— START —
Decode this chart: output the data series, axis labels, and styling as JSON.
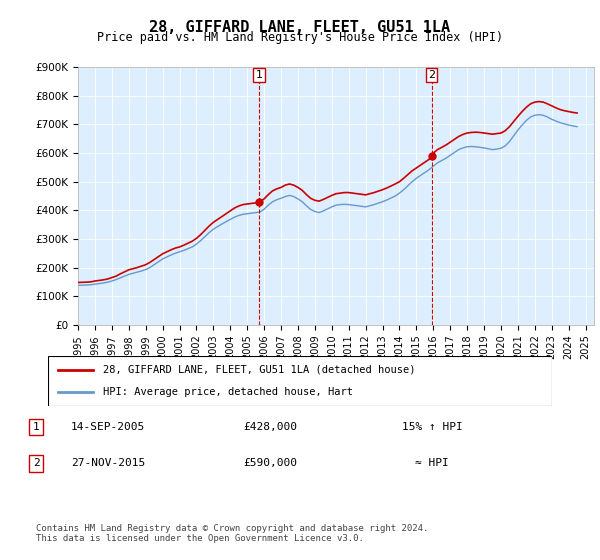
{
  "title": "28, GIFFARD LANE, FLEET, GU51 1LA",
  "subtitle": "Price paid vs. HM Land Registry's House Price Index (HPI)",
  "legend_line1": "28, GIFFARD LANE, FLEET, GU51 1LA (detached house)",
  "legend_line2": "HPI: Average price, detached house, Hart",
  "marker1_label": "1",
  "marker1_date": "14-SEP-2005",
  "marker1_price": "£428,000",
  "marker1_hpi": "15% ↑ HPI",
  "marker1_year": 2005.7,
  "marker1_value": 428000,
  "marker2_label": "2",
  "marker2_date": "27-NOV-2015",
  "marker2_price": "£590,000",
  "marker2_hpi": "≈ HPI",
  "marker2_year": 2015.9,
  "marker2_value": 590000,
  "line_color_red": "#cc0000",
  "line_color_blue": "#6699cc",
  "marker_box_color": "#cc0000",
  "vline_color": "#cc0000",
  "background_color": "#ddeeff",
  "plot_bg": "#ddeeff",
  "ylim": [
    0,
    900000
  ],
  "xlim_start": 1995,
  "xlim_end": 2025.5,
  "footer": "Contains HM Land Registry data © Crown copyright and database right 2024.\nThis data is licensed under the Open Government Licence v3.0.",
  "red_data_x": [
    1995.0,
    1995.25,
    1995.5,
    1995.75,
    1996.0,
    1996.25,
    1996.5,
    1996.75,
    1997.0,
    1997.25,
    1997.5,
    1997.75,
    1998.0,
    1998.25,
    1998.5,
    1998.75,
    1999.0,
    1999.25,
    1999.5,
    1999.75,
    2000.0,
    2000.25,
    2000.5,
    2000.75,
    2001.0,
    2001.25,
    2001.5,
    2001.75,
    2002.0,
    2002.25,
    2002.5,
    2002.75,
    2003.0,
    2003.25,
    2003.5,
    2003.75,
    2004.0,
    2004.25,
    2004.5,
    2004.75,
    2005.0,
    2005.25,
    2005.5,
    2005.7,
    2005.75,
    2006.0,
    2006.25,
    2006.5,
    2006.75,
    2007.0,
    2007.25,
    2007.5,
    2007.75,
    2008.0,
    2008.25,
    2008.5,
    2008.75,
    2009.0,
    2009.25,
    2009.5,
    2009.75,
    2010.0,
    2010.25,
    2010.5,
    2010.75,
    2011.0,
    2011.25,
    2011.5,
    2011.75,
    2012.0,
    2012.25,
    2012.5,
    2012.75,
    2013.0,
    2013.25,
    2013.5,
    2013.75,
    2014.0,
    2014.25,
    2014.5,
    2014.75,
    2015.0,
    2015.25,
    2015.5,
    2015.75,
    2015.9,
    2016.0,
    2016.25,
    2016.5,
    2016.75,
    2017.0,
    2017.25,
    2017.5,
    2017.75,
    2018.0,
    2018.25,
    2018.5,
    2018.75,
    2019.0,
    2019.25,
    2019.5,
    2019.75,
    2020.0,
    2020.25,
    2020.5,
    2020.75,
    2021.0,
    2021.25,
    2021.5,
    2021.75,
    2022.0,
    2022.25,
    2022.5,
    2022.75,
    2023.0,
    2023.25,
    2023.5,
    2023.75,
    2024.0,
    2024.25,
    2024.5
  ],
  "red_data_y": [
    148000,
    148500,
    149000,
    150000,
    153000,
    155000,
    157000,
    160000,
    165000,
    170000,
    178000,
    185000,
    192000,
    196000,
    200000,
    205000,
    210000,
    218000,
    228000,
    238000,
    248000,
    255000,
    262000,
    268000,
    272000,
    278000,
    285000,
    292000,
    302000,
    315000,
    330000,
    345000,
    358000,
    368000,
    378000,
    388000,
    398000,
    408000,
    415000,
    420000,
    422000,
    424000,
    426000,
    428000,
    429000,
    440000,
    455000,
    468000,
    475000,
    480000,
    488000,
    492000,
    488000,
    480000,
    470000,
    455000,
    442000,
    435000,
    432000,
    438000,
    445000,
    452000,
    458000,
    460000,
    462000,
    462000,
    460000,
    458000,
    456000,
    454000,
    458000,
    462000,
    467000,
    472000,
    478000,
    485000,
    492000,
    500000,
    512000,
    525000,
    538000,
    548000,
    558000,
    568000,
    578000,
    590000,
    600000,
    612000,
    620000,
    628000,
    638000,
    648000,
    658000,
    665000,
    670000,
    672000,
    673000,
    672000,
    670000,
    668000,
    666000,
    668000,
    670000,
    678000,
    692000,
    710000,
    728000,
    745000,
    760000,
    772000,
    778000,
    780000,
    778000,
    772000,
    765000,
    758000,
    752000,
    748000,
    745000,
    742000,
    740000
  ],
  "blue_data_x": [
    1995.0,
    1995.25,
    1995.5,
    1995.75,
    1996.0,
    1996.25,
    1996.5,
    1996.75,
    1997.0,
    1997.25,
    1997.5,
    1997.75,
    1998.0,
    1998.25,
    1998.5,
    1998.75,
    1999.0,
    1999.25,
    1999.5,
    1999.75,
    2000.0,
    2000.25,
    2000.5,
    2000.75,
    2001.0,
    2001.25,
    2001.5,
    2001.75,
    2002.0,
    2002.25,
    2002.5,
    2002.75,
    2003.0,
    2003.25,
    2003.5,
    2003.75,
    2004.0,
    2004.25,
    2004.5,
    2004.75,
    2005.0,
    2005.25,
    2005.5,
    2005.75,
    2006.0,
    2006.25,
    2006.5,
    2006.75,
    2007.0,
    2007.25,
    2007.5,
    2007.75,
    2008.0,
    2008.25,
    2008.5,
    2008.75,
    2009.0,
    2009.25,
    2009.5,
    2009.75,
    2010.0,
    2010.25,
    2010.5,
    2010.75,
    2011.0,
    2011.25,
    2011.5,
    2011.75,
    2012.0,
    2012.25,
    2012.5,
    2012.75,
    2013.0,
    2013.25,
    2013.5,
    2013.75,
    2014.0,
    2014.25,
    2014.5,
    2014.75,
    2015.0,
    2015.25,
    2015.5,
    2015.75,
    2016.0,
    2016.25,
    2016.5,
    2016.75,
    2017.0,
    2017.25,
    2017.5,
    2017.75,
    2018.0,
    2018.25,
    2018.5,
    2018.75,
    2019.0,
    2019.25,
    2019.5,
    2019.75,
    2020.0,
    2020.25,
    2020.5,
    2020.75,
    2021.0,
    2021.25,
    2021.5,
    2021.75,
    2022.0,
    2022.25,
    2022.5,
    2022.75,
    2023.0,
    2023.25,
    2023.5,
    2023.75,
    2024.0,
    2024.25,
    2024.5
  ],
  "blue_data_y": [
    138000,
    138500,
    139000,
    140000,
    142000,
    144000,
    146000,
    149000,
    153000,
    158000,
    164000,
    170000,
    176000,
    180000,
    184000,
    188000,
    193000,
    200000,
    210000,
    220000,
    230000,
    237000,
    244000,
    250000,
    255000,
    260000,
    266000,
    272000,
    282000,
    294000,
    308000,
    322000,
    334000,
    343000,
    352000,
    360000,
    368000,
    376000,
    382000,
    386000,
    388000,
    390000,
    392000,
    394000,
    404000,
    418000,
    430000,
    437000,
    442000,
    448000,
    452000,
    448000,
    440000,
    430000,
    416000,
    403000,
    396000,
    392000,
    398000,
    405000,
    412000,
    418000,
    420000,
    421000,
    420000,
    418000,
    416000,
    414000,
    412000,
    416000,
    420000,
    425000,
    430000,
    436000,
    443000,
    450000,
    460000,
    472000,
    486000,
    500000,
    512000,
    522000,
    532000,
    542000,
    554000,
    566000,
    574000,
    582000,
    592000,
    602000,
    612000,
    618000,
    622000,
    623000,
    622000,
    620000,
    618000,
    615000,
    612000,
    614000,
    617000,
    625000,
    640000,
    660000,
    680000,
    698000,
    714000,
    726000,
    732000,
    734000,
    732000,
    726000,
    718000,
    712000,
    706000,
    702000,
    698000,
    695000,
    692000
  ]
}
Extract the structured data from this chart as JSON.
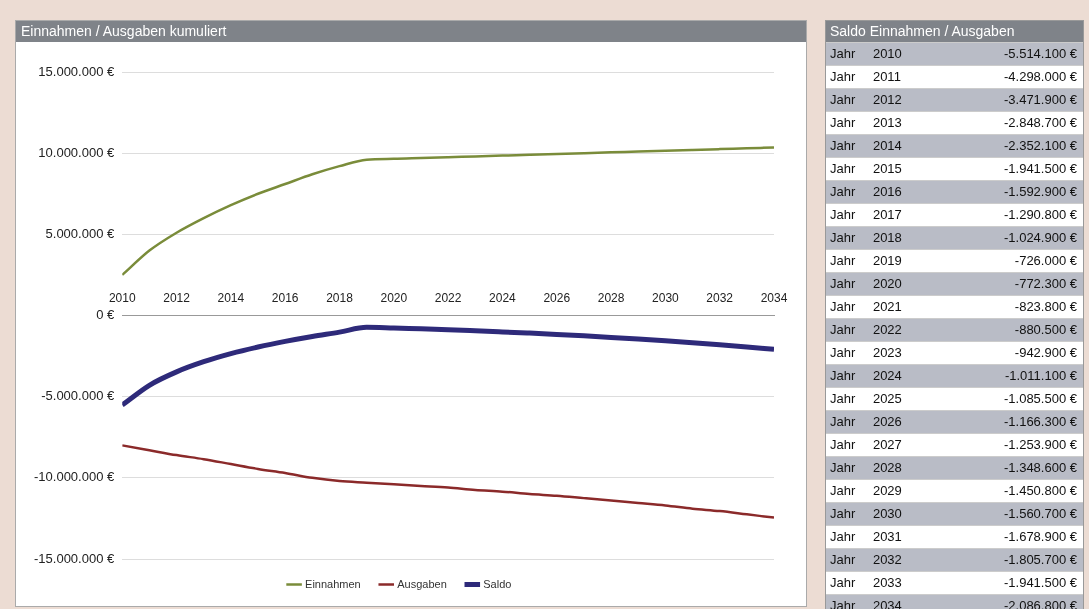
{
  "chart_data": [
    {
      "type": "line",
      "title": "Einnahmen / Ausgaben kumuliert",
      "x": [
        2010,
        2011,
        2012,
        2013,
        2014,
        2015,
        2016,
        2017,
        2018,
        2019,
        2020,
        2021,
        2022,
        2023,
        2024,
        2025,
        2026,
        2027,
        2028,
        2029,
        2030,
        2031,
        2032,
        2033,
        2034
      ],
      "series": [
        {
          "name": "Einnahmen",
          "color": "#7a8c3a",
          "values": [
            2500000,
            4000000,
            5100000,
            6000000,
            6800000,
            7500000,
            8100000,
            8700000,
            9200000,
            9600000,
            9650000,
            9700000,
            9750000,
            9800000,
            9850000,
            9900000,
            9950000,
            10000000,
            10050000,
            10100000,
            10150000,
            10200000,
            10250000,
            10300000,
            10350000
          ]
        },
        {
          "name": "Ausgaben",
          "color": "#8b2a2a",
          "values": [
            -8000000,
            -8300000,
            -8600000,
            -8850000,
            -9150000,
            -9450000,
            -9700000,
            -10000000,
            -10200000,
            -10300000,
            -10400000,
            -10500000,
            -10600000,
            -10750000,
            -10850000,
            -11000000,
            -11100000,
            -11250000,
            -11400000,
            -11550000,
            -11700000,
            -11900000,
            -12050000,
            -12250000,
            -12450000
          ]
        },
        {
          "name": "Saldo",
          "color": "#2e2a7a",
          "values": [
            -5514100,
            -4298000,
            -3471900,
            -2848700,
            -2352100,
            -1941500,
            -1592900,
            -1290800,
            -1024900,
            -726000,
            -772300,
            -823800,
            -880500,
            -942900,
            -1011100,
            -1085500,
            -1166300,
            -1253900,
            -1348600,
            -1450800,
            -1560700,
            -1678900,
            -1805700,
            -1941500,
            -2086800
          ]
        }
      ],
      "xlim": [
        2010,
        2034
      ],
      "xticks": [
        2010,
        2012,
        2014,
        2016,
        2018,
        2020,
        2022,
        2024,
        2026,
        2028,
        2030,
        2032,
        2034
      ],
      "ylim": [
        -15000000,
        15000000
      ],
      "yticks": [
        {
          "value": -15000000,
          "label": "-15.000.000 €"
        },
        {
          "value": -10000000,
          "label": "-10.000.000 €"
        },
        {
          "value": -5000000,
          "label": "-5.000.000 €"
        },
        {
          "value": 0,
          "label": "0 €"
        },
        {
          "value": 5000000,
          "label": "5.000.000 €"
        },
        {
          "value": 10000000,
          "label": "10.000.000 €"
        },
        {
          "value": 15000000,
          "label": "15.000.000 €"
        }
      ],
      "grid": "y",
      "legend": "bottom",
      "marker": "none",
      "line_style": "solid"
    },
    {
      "type": "other",
      "title": "Saldo Einnahmen / Ausgaben",
      "categories": [
        "Jahr 2010",
        "Jahr 2011",
        "Jahr 2012",
        "Jahr 2013",
        "Jahr 2014",
        "Jahr 2015",
        "Jahr 2016",
        "Jahr 2017",
        "Jahr 2018",
        "Jahr 2019",
        "Jahr 2020",
        "Jahr 2021",
        "Jahr 2022",
        "Jahr 2023",
        "Jahr 2024",
        "Jahr 2025",
        "Jahr 2026",
        "Jahr 2027",
        "Jahr 2028",
        "Jahr 2029",
        "Jahr 2030",
        "Jahr 2031",
        "Jahr 2032",
        "Jahr 2033",
        "Jahr 2034"
      ],
      "value_labels": [
        "-5.514.100 €",
        "-4.298.000 €",
        "-3.471.900 €",
        "-2.848.700 €",
        "-2.352.100 €",
        "-1.941.500 €",
        "-1.592.900 €",
        "-1.290.800 €",
        "-1.024.900 €",
        "-726.000 €",
        "-772.300 €",
        "-823.800 €",
        "-880.500 €",
        "-942.900 €",
        "-1.011.100 €",
        "-1.085.500 €",
        "-1.166.300 €",
        "-1.253.900 €",
        "-1.348.600 €",
        "-1.450.800 €",
        "-1.560.700 €",
        "-1.678.900 €",
        "-1.805.700 €",
        "-1.941.500 €",
        "-2.086.800 €"
      ]
    }
  ]
}
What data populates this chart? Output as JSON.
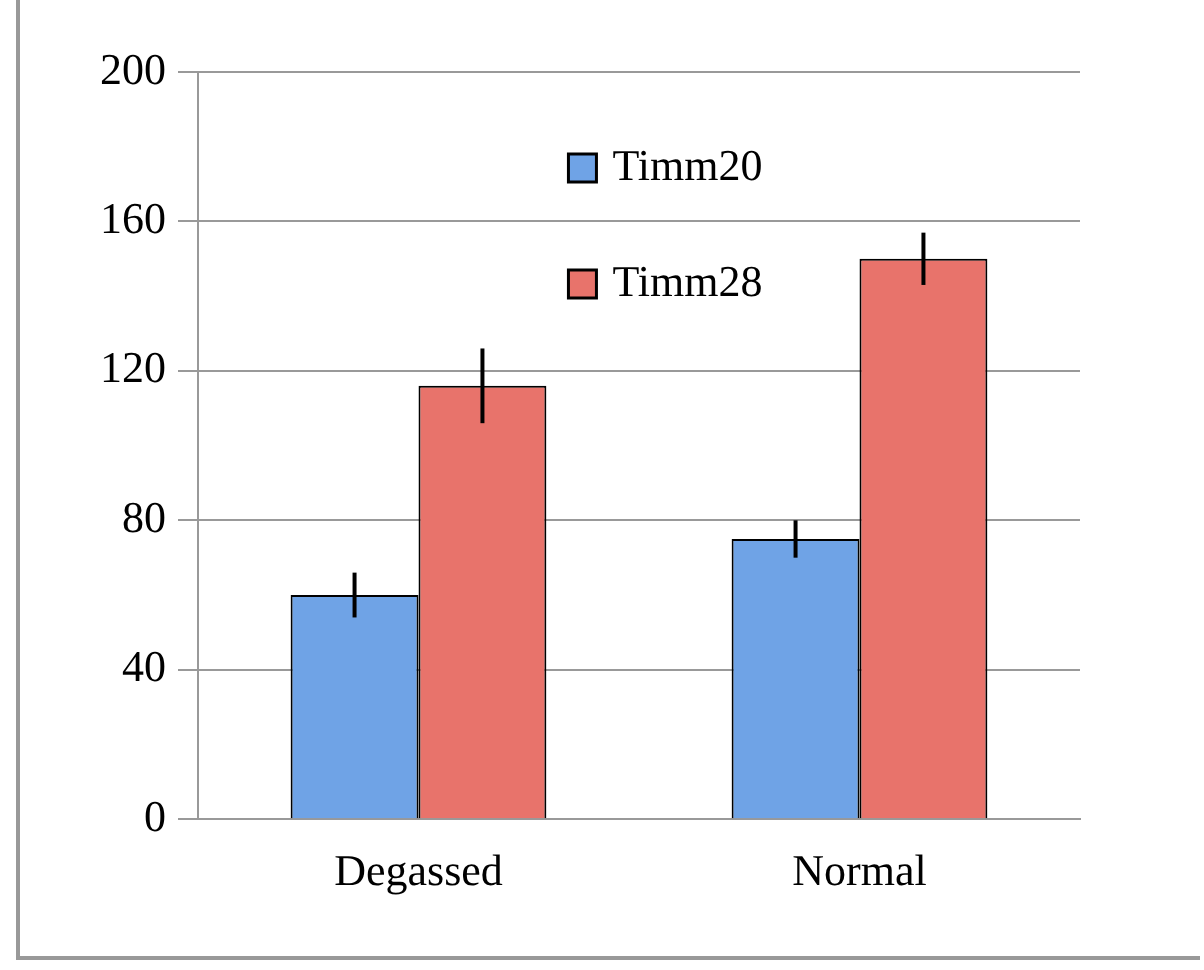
{
  "chart_data": {
    "type": "bar",
    "categories": [
      "Degassed",
      "Normal"
    ],
    "series": [
      {
        "name": "Timm20",
        "color": "#6fa3e6",
        "values": [
          60,
          75
        ],
        "errors": [
          6,
          5
        ]
      },
      {
        "name": "Timm28",
        "color": "#e8736b",
        "values": [
          116,
          150
        ],
        "errors": [
          10,
          7
        ]
      }
    ],
    "ylim": [
      0,
      200
    ],
    "yticks": [
      0,
      40,
      80,
      120,
      160,
      200
    ],
    "grid": "y",
    "legend": "top"
  }
}
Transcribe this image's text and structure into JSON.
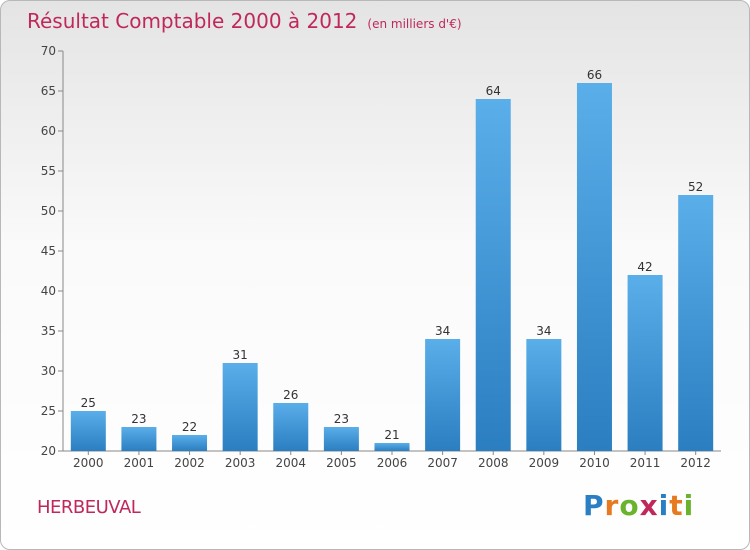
{
  "title": "Résultat Comptable 2000 à 2012",
  "unit": "(en milliers d'€)",
  "commune": "HERBEUVAL",
  "logo": {
    "text": "Proxiti",
    "colors": [
      "#2a7fc4",
      "#e77a20",
      "#69b32d",
      "#c0285d",
      "#2a7fc4",
      "#e77a20",
      "#69b32d"
    ]
  },
  "colors": {
    "bar_top": "#5aaee9",
    "bar_bottom": "#2b7ec0",
    "title": "#c0285d"
  },
  "chart_data": {
    "type": "bar",
    "categories": [
      "2000",
      "2001",
      "2002",
      "2003",
      "2004",
      "2005",
      "2006",
      "2007",
      "2008",
      "2009",
      "2010",
      "2011",
      "2012"
    ],
    "values": [
      25,
      23,
      22,
      31,
      26,
      23,
      21,
      34,
      64,
      34,
      66,
      42,
      52
    ],
    "ylim": [
      20,
      70
    ],
    "yticks": [
      20,
      25,
      30,
      35,
      40,
      45,
      50,
      55,
      60,
      65,
      70
    ],
    "grid": false
  }
}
— END —
[INSTRUCTIONS FOR THE TASK]: Search the records for the word "text". Copy every line that has it.

[RESULT]:
Transcribe this image's text and structure into JSON.
    "text": "Proxiti",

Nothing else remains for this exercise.